> **Task description**: Repeat all the records exactly, omitting pictures.

> **Material supplied**:
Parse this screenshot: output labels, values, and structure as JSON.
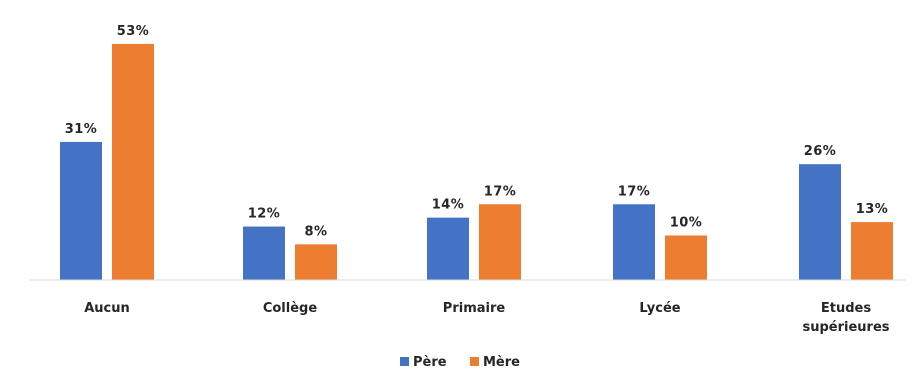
{
  "chart_data": {
    "type": "bar",
    "title": "",
    "xlabel": "",
    "ylabel": "",
    "ylim": [
      0,
      55
    ],
    "grid": false,
    "legend_position": "bottom-center",
    "categories": [
      [
        "Aucun"
      ],
      [
        "Collège"
      ],
      [
        "Primaire"
      ],
      [
        "Lycée"
      ],
      [
        "Etudes",
        "supérieures"
      ]
    ],
    "series": [
      {
        "name": "Père",
        "color": "#4472C4",
        "values": [
          31,
          12,
          14,
          17,
          26
        ],
        "labels": [
          "31%",
          "12%",
          "14%",
          "17%",
          "26%"
        ]
      },
      {
        "name": "Mère",
        "color": "#ED7D31",
        "values": [
          53,
          8,
          17,
          10,
          13
        ],
        "labels": [
          "53%",
          "8%",
          "17%",
          "10%",
          "13%"
        ]
      }
    ]
  }
}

> **The reply**:
Parse this screenshot: output labels, values, and structure as JSON.
{
  "chart_data": {
    "type": "bar",
    "title": "",
    "xlabel": "",
    "ylabel": "",
    "ylim": [
      0,
      55
    ],
    "grid": false,
    "legend_position": "bottom-center",
    "categories": [
      [
        "Aucun"
      ],
      [
        "Collège"
      ],
      [
        "Primaire"
      ],
      [
        "Lycée"
      ],
      [
        "Etudes",
        "supérieures"
      ]
    ],
    "series": [
      {
        "name": "Père",
        "color": "#4472C4",
        "values": [
          31,
          12,
          14,
          17,
          26
        ],
        "labels": [
          "31%",
          "12%",
          "14%",
          "17%",
          "26%"
        ]
      },
      {
        "name": "Mère",
        "color": "#ED7D31",
        "values": [
          53,
          8,
          17,
          10,
          13
        ],
        "labels": [
          "53%",
          "8%",
          "17%",
          "10%",
          "13%"
        ]
      }
    ]
  }
}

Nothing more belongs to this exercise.